For this exercise, copy out each line of the material below that includes "Windows".

▶ **Record excerpts**
§ §

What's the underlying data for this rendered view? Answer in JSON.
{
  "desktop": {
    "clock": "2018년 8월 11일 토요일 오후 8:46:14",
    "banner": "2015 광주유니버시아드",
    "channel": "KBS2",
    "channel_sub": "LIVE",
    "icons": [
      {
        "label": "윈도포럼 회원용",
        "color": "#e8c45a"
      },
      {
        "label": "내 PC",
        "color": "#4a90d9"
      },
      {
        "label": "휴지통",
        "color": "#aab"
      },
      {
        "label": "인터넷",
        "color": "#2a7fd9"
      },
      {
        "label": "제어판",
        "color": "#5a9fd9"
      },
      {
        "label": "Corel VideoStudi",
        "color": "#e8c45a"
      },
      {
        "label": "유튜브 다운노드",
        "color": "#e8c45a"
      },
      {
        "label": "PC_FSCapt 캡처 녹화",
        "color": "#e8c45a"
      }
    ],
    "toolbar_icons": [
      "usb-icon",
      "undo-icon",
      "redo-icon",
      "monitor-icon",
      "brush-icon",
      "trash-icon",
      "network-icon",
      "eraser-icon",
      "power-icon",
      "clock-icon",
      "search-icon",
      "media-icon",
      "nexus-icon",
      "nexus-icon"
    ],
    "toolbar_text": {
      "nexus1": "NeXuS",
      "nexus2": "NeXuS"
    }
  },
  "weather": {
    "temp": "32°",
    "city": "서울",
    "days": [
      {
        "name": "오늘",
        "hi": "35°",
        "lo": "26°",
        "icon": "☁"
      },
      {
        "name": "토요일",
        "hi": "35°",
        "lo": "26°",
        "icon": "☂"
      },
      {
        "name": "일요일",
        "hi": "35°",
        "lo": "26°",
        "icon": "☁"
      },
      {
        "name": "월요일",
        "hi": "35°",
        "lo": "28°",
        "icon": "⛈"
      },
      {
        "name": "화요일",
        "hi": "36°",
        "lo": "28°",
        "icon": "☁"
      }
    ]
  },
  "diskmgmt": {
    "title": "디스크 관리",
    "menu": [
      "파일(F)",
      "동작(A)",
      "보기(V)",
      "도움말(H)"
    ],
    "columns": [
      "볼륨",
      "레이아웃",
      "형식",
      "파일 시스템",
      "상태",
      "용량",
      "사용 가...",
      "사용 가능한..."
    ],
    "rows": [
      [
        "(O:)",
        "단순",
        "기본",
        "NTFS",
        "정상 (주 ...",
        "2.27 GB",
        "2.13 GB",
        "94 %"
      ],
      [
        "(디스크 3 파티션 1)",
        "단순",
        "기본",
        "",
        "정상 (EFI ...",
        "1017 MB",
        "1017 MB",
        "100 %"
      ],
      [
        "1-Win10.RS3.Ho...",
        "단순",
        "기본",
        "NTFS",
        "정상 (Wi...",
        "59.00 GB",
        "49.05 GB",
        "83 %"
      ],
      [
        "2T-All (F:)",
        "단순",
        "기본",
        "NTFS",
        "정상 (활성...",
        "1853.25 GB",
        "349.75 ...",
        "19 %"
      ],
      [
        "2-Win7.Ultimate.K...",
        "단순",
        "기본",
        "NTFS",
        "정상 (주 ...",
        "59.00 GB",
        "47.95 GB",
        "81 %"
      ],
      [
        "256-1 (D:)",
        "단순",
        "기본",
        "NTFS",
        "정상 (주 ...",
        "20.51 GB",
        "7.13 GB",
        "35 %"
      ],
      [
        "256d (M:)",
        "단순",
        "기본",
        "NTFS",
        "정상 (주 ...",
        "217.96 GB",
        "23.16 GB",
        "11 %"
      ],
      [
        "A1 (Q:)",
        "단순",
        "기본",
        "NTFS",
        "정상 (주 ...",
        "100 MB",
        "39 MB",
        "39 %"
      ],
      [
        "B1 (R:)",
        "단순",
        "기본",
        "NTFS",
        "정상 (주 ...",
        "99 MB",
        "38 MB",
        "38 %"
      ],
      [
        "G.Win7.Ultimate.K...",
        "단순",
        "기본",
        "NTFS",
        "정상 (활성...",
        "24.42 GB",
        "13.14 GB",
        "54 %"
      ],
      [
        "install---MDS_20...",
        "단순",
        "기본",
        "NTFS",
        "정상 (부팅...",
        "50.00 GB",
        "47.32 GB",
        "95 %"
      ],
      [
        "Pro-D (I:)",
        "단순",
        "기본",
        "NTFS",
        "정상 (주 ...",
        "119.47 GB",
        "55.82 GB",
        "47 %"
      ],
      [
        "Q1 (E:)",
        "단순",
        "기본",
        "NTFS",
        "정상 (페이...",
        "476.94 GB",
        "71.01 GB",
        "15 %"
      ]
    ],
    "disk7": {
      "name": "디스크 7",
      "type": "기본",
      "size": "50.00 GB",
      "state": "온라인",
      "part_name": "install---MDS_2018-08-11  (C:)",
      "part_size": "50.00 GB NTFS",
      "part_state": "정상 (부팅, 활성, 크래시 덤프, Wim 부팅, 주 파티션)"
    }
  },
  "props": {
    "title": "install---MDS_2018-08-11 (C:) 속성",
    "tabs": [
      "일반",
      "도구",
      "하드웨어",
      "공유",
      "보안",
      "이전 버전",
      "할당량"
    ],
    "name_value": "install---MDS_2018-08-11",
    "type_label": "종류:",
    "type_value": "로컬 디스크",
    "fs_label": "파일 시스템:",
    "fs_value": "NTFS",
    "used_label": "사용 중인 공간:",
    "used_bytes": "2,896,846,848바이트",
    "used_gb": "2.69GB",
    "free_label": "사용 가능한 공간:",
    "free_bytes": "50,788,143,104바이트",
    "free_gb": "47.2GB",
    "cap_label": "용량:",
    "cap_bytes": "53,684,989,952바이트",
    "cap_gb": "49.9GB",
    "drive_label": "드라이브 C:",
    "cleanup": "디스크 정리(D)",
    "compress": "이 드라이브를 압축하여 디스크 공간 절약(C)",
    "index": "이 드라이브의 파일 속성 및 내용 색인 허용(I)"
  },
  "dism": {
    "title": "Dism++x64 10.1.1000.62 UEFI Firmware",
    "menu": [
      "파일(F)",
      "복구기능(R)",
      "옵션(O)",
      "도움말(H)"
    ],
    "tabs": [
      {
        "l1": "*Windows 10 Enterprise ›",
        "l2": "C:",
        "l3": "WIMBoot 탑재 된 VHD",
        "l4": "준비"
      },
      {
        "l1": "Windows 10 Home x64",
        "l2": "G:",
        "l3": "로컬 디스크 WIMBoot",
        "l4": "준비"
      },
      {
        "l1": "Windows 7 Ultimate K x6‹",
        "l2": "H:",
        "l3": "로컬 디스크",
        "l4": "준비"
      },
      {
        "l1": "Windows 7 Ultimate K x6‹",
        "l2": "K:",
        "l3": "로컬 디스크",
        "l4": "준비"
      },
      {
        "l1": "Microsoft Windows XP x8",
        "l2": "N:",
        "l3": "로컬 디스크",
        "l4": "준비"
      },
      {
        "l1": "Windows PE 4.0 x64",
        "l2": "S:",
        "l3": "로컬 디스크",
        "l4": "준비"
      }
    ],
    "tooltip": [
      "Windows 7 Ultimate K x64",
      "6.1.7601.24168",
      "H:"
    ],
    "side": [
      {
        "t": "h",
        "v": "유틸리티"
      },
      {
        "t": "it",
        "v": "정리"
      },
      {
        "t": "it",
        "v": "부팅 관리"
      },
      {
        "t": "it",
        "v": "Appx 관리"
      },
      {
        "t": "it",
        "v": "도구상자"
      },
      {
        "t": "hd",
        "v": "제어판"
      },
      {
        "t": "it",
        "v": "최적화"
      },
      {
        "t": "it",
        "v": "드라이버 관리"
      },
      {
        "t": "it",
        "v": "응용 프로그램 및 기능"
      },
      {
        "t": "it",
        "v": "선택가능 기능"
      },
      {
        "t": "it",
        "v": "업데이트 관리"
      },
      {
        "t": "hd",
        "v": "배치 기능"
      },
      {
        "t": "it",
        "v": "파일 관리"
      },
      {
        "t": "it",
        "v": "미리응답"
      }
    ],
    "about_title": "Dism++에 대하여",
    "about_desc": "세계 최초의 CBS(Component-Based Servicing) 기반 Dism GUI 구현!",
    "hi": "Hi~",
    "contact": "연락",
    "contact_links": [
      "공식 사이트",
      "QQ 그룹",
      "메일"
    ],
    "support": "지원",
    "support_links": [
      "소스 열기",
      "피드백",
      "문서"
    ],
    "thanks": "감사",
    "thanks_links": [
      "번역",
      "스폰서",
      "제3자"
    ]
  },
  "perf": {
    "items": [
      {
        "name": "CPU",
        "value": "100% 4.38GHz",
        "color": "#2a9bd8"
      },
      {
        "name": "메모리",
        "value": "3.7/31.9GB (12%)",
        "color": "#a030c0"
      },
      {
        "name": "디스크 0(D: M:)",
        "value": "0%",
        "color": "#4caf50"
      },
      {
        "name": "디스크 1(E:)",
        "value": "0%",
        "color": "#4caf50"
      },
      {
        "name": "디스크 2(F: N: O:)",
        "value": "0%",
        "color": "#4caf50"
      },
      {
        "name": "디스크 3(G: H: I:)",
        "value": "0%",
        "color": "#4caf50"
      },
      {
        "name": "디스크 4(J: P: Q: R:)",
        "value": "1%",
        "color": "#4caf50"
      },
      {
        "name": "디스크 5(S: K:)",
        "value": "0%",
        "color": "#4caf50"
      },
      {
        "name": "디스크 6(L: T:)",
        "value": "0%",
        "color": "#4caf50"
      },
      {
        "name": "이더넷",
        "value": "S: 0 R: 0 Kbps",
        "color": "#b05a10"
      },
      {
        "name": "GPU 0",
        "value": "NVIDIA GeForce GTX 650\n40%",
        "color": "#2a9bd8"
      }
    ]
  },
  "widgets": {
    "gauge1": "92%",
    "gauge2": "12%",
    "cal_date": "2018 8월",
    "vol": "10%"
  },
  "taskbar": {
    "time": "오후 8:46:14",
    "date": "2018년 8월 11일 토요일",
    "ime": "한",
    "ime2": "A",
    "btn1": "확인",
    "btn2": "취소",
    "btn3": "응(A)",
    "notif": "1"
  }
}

§ §

▶ **Completed task**
        "l1": "*Windows 10 Enterprise ›",
        "l1": "Windows 10 Home x64",
        "l1": "Windows 7 Ultimate K x6‹",
        "l1": "Windows 7 Ultimate K x6‹",
        "l1": "Microsoft Windows XP x8",
        "l1": "Windows PE 4.0 x64",
      "Windows 7 Ultimate K x64",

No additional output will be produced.